PROBLEMAS A RESOLVER:
• A. Resuma em duas frases o texto sobre o livro "O Sol na Cabeça".
• B. Por favor, indique se cada afirmação concorda com o texto sobre o livro "O Sol na Cabeça". Responda sim ou não e cite as palavras decisivas: (i) Geovani Martins foi criado no Vidigal. (ii) O livro foi lançado pela editora Companhia das Letras. (iii) Geovani Martins estreou como escritor com mais de 30 anos.

SEÇÃO DO DOCUMENTO:
========================================

O Sol na Cabeça de Geovani Martins

Vendido para mais de 09 países, o livro lançado pela editora Companhia das Letras teve grande destaque por trazer relatos sobre o cenário caótico, violento e desigual das favelas do Rio de Janeiro.

Nathália Dias - Editado por Socorro Moura
Twitter Companhia das Letras
É foda sair do beco, dividindo com canos e mais canos o espaço da escada, atravessar as valas abertas, encarar os olhares dos ratos, desviar a cabeça dos fios de energia elétrica, ver seus amigos de infância, postando armas de guerra para depois de quinze minutos estar de frente para um condomínio com plantas ornamentais enfeitando o caminho das grades e então assistir adolescentes fazendo aulas particulares de tênis. É tudo muito próximo e muito distante. E quanto mais crescemos, maiores se tornam os muros.”

Nascido em Bangu, criado no Vidigal (RJ), filho de uma cozinheira com um jogador de futebol amador. O destino de Geovani Martins como escritor parecia distante, mas com apenas 26 anos estreia no mundo dos contos com o livro intitulado “O Sol na Cabeça”. Vendido para mais de 09 países, o livro lançado pela editora Companhia das Letras teve grande destaque por trazer relatos sobre o cenário caótico, violento e desigual das favelas do Rio de Janeiro.

========================================

TRECHOS DOS REGISTROS:
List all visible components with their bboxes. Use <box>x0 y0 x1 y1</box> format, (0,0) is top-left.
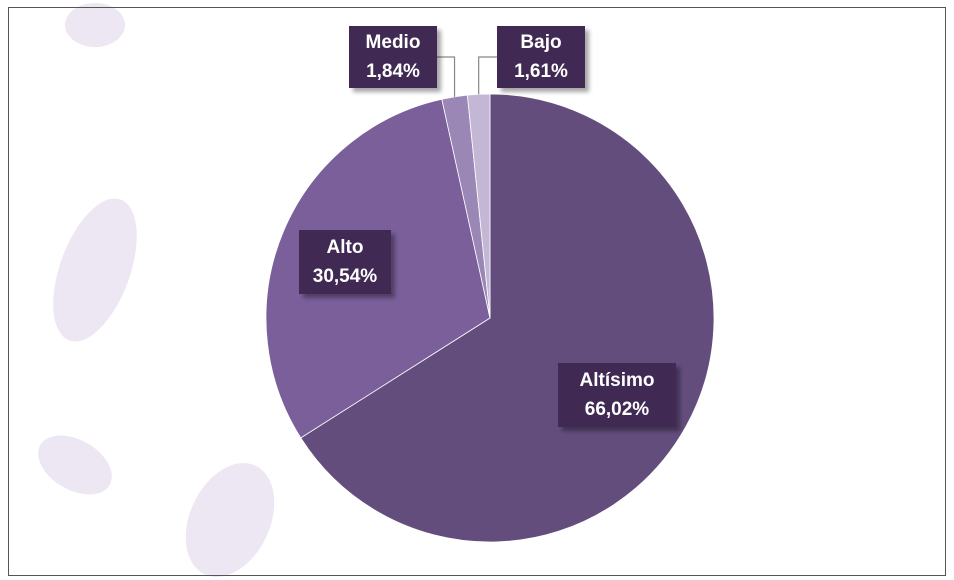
page: Altísimo 66,02% Alto 30,54% Medio 1,84% Bajo 1,… <box>0 0 954 580</box>
value-label: 30,54% <box>313 266 378 287</box>
value-label: 1,84% <box>366 61 420 82</box>
category-label: Altísimo <box>580 370 655 391</box>
category-label: Medio <box>366 32 421 53</box>
value-label: 66,02% <box>585 399 650 420</box>
chart: Altísimo 66,02% Alto 30,54% Medio 1,84% Bajo 1,… <box>0 0 954 580</box>
value-label: 1,61% <box>514 61 568 82</box>
decoration <box>28 3 292 580</box>
leader-line <box>437 57 455 97</box>
category-label: Alto <box>327 237 364 258</box>
category-label: Bajo <box>520 32 561 53</box>
leader-line <box>479 57 497 94</box>
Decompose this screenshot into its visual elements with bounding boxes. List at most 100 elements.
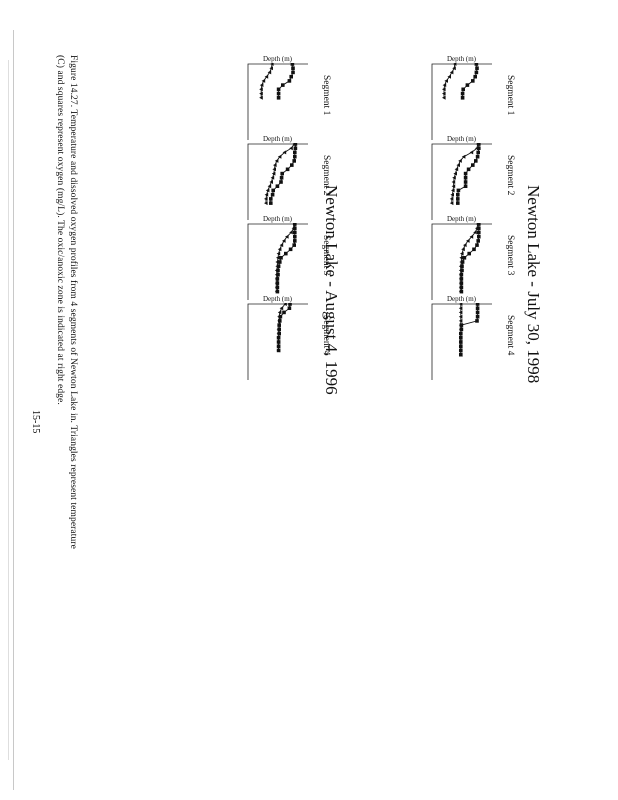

========================================

RESULTADOS:
• A. Geovani Martins nasceu em Bangu, foi criado no Vidigal e é filho de uma cozinheira com um jogador de futebol amador. Aos 26 anos, estreou nos contos com o livro "O Sol na Cabeça", que foi lançado pela Companhia das Letras, vendido para mais de 09 países e teve grande destaque por trazer relatos sobre o cenário caótico, violento e desigual das favelas do Rio de Janeiro.

• B. (i) Sim: "criado no Vidigal (RJ)". (ii) Sim: "lançado pela editora Companhia das Letras". (iii) Não: "com apenas 26 anos estreia no mundo dos contos".